> EXERCISE TASK: Retype all the records with nothing changed.
=-=-=
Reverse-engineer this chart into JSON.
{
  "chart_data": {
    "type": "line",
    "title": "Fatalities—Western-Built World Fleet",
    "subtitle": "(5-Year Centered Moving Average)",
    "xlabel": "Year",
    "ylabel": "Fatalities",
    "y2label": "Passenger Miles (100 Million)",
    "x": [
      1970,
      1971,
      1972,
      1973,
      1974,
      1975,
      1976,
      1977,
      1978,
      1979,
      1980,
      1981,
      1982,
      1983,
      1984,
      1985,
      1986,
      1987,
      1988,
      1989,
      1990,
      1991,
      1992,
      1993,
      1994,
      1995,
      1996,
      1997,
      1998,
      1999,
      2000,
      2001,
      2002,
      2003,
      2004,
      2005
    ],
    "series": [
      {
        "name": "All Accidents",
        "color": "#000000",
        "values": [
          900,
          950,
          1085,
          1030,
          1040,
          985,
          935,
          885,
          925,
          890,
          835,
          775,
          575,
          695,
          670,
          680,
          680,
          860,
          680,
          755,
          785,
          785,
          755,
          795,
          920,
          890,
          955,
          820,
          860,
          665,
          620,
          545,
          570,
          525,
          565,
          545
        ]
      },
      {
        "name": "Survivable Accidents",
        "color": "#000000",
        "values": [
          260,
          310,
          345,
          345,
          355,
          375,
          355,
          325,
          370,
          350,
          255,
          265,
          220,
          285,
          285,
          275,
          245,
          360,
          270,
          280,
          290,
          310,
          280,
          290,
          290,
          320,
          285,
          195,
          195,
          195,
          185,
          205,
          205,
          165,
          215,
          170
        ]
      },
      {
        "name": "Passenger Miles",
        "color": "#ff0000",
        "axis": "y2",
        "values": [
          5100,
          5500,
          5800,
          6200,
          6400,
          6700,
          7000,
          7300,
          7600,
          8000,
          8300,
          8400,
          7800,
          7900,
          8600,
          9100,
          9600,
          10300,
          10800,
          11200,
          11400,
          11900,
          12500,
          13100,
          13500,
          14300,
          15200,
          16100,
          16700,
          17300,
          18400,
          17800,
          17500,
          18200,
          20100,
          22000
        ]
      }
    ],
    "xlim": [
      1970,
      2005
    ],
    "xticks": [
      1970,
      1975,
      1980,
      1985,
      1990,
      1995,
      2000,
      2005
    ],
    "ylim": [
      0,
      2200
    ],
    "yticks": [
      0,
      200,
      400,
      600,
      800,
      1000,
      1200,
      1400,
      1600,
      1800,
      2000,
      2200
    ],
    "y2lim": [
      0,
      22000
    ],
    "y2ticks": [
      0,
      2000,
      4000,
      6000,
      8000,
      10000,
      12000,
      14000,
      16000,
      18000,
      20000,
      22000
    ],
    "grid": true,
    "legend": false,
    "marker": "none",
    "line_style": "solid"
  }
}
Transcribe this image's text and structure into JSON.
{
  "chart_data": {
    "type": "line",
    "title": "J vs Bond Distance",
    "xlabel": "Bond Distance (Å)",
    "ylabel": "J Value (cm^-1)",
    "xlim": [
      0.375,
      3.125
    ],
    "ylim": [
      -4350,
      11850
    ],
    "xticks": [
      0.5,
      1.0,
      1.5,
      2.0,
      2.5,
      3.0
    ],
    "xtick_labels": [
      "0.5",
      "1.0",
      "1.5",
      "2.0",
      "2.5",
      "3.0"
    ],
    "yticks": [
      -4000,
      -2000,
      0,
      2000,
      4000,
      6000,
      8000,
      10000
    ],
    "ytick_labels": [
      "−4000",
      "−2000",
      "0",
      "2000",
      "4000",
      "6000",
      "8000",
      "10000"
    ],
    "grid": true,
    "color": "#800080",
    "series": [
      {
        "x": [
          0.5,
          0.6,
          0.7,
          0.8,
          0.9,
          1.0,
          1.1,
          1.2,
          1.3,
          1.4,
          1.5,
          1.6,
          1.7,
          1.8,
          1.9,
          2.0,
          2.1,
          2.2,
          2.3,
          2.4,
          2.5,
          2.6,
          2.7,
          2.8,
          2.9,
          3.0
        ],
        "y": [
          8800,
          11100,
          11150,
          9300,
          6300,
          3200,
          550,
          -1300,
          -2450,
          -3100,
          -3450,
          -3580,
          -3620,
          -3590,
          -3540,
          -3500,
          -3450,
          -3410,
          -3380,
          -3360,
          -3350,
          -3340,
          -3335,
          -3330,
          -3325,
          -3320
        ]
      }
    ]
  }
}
=-=-=
> CORRECT OUTPUT:
Reverse-engineer this chart into JSON.
{
  "chart_data": {
    "type": "line",
    "title": "Fatalities—Western-Built World Fleet",
    "subtitle": "(5-Year Centered Moving Average)",
    "xlabel": "Year",
    "ylabel": "Fatalities",
    "y2label": "Passenger Miles (100 Million)",
    "x": [
      1970,
      1971,
      1972,
      1973,
      1974,
      1975,
      1976,
      1977,
      1978,
      1979,
      1980,
      1981,
      1982,
      1983,
      1984,
      1985,
      1986,
      1987,
      1988,
      1989,
      1990,
      1991,
      1992,
      1993,
      1994,
      1995,
      1996,
      1997,
      1998,
      1999,
      2000,
      2001,
      2002,
      2003,
      2004,
      2005
    ],
    "series": [
      {
        "name": "All Accidents",
        "color": "#000000",
        "values": [
          900,
          950,
          1085,
          1030,
          1040,
          985,
          935,
          885,
          925,
          890,
          835,
          775,
          575,
          695,
          670,
          680,
          680,
          860,
          680,
          755,
          785,
          785,
          755,
          795,
          920,
          890,
          955,
          820,
          860,
          665,
          620,
          545,
          570,
          525,
          565,
          545
        ]
      },
      {
        "name": "Survivable Accidents",
        "color": "#000000",
        "values": [
          260,
          310,
          345,
          345,
          355,
          375,
          355,
          325,
          370,
          350,
          255,
          265,
          220,
          285,
          285,
          275,
          245,
          360,
          270,
          280,
          290,
          310,
          280,
          290,
          290,
          320,
          285,
          195,
          195,
          195,
          185,
          205,
          205,
          165,
          215,
          170
        ]
      },
      {
        "name": "Passenger Miles",
        "color": "#ff0000",
        "axis": "y2",
        "values": [
          5100,
          5500,
          5800,
          6200,
          6400,
          6700,
          7000,
          7300,
          7600,
          8000,
          8300,
          8400,
          7800,
          7900,
          8600,
          9100,
          9600,
          10300,
          10800,
          11200,
          11400,
          11900,
          12500,
          13100,
          13500,
          14300,
          15200,
          16100,
          16700,
          17300,
          18400,
          17800,
          17500,
          18200,
          20100,
          22000
        ]
      }
    ],
    "xlim": [
      1970,
      2005
    ],
    "xticks": [
      1970,
      1975,
      1980,
      1985,
      1990,
      1995,
      2000,
      2005
    ],
    "ylim": [
      0,
      2200
    ],
    "yticks": [
      0,
      200,
      400,
      600,
      800,
      1000,
      1200,
      1400,
      1600,
      1800,
      2000,
      2200
    ],
    "y2lim": [
      0,
      22000
    ],
    "y2ticks": [
      0,
      2000,
      4000,
      6000,
      8000,
      10000,
      12000,
      14000,
      16000,
      18000,
      20000,
      22000
    ],
    "grid": true,
    "legend": false,
    "marker": "none",
    "line_style": "solid"
  }
}
Transcribe this image's text and structure into JSON.
{
  "chart_data": {
    "type": "line",
    "title": "J vs Bond Distance",
    "xlabel": "Bond Distance (Å)",
    "ylabel": "J Value (cm^-1)",
    "xlim": [
      0.375,
      3.125
    ],
    "ylim": [
      -4350,
      11850
    ],
    "xticks": [
      0.5,
      1.0,
      1.5,
      2.0,
      2.5,
      3.0
    ],
    "xtick_labels": [
      "0.5",
      "1.0",
      "1.5",
      "2.0",
      "2.5",
      "3.0"
    ],
    "yticks": [
      -4000,
      -2000,
      0,
      2000,
      4000,
      6000,
      8000,
      10000
    ],
    "ytick_labels": [
      "−4000",
      "−2000",
      "0",
      "2000",
      "4000",
      "6000",
      "8000",
      "10000"
    ],
    "grid": true,
    "color": "#800080",
    "series": [
      {
        "x": [
          0.5,
          0.6,
          0.7,
          0.8,
          0.9,
          1.0,
          1.1,
          1.2,
          1.3,
          1.4,
          1.5,
          1.6,
          1.7,
          1.8,
          1.9,
          2.0,
          2.1,
          2.2,
          2.3,
          2.4,
          2.5,
          2.6,
          2.7,
          2.8,
          2.9,
          3.0
        ],
        "y": [
          8800,
          11100,
          11150,
          9300,
          6300,
          3200,
          550,
          -1300,
          -2450,
          -3100,
          -3450,
          -3580,
          -3620,
          -3590,
          -3540,
          -3500,
          -3450,
          -3410,
          -3380,
          -3360,
          -3350,
          -3340,
          -3335,
          -3330,
          -3325,
          -3320
        ]
      }
    ]
  }
}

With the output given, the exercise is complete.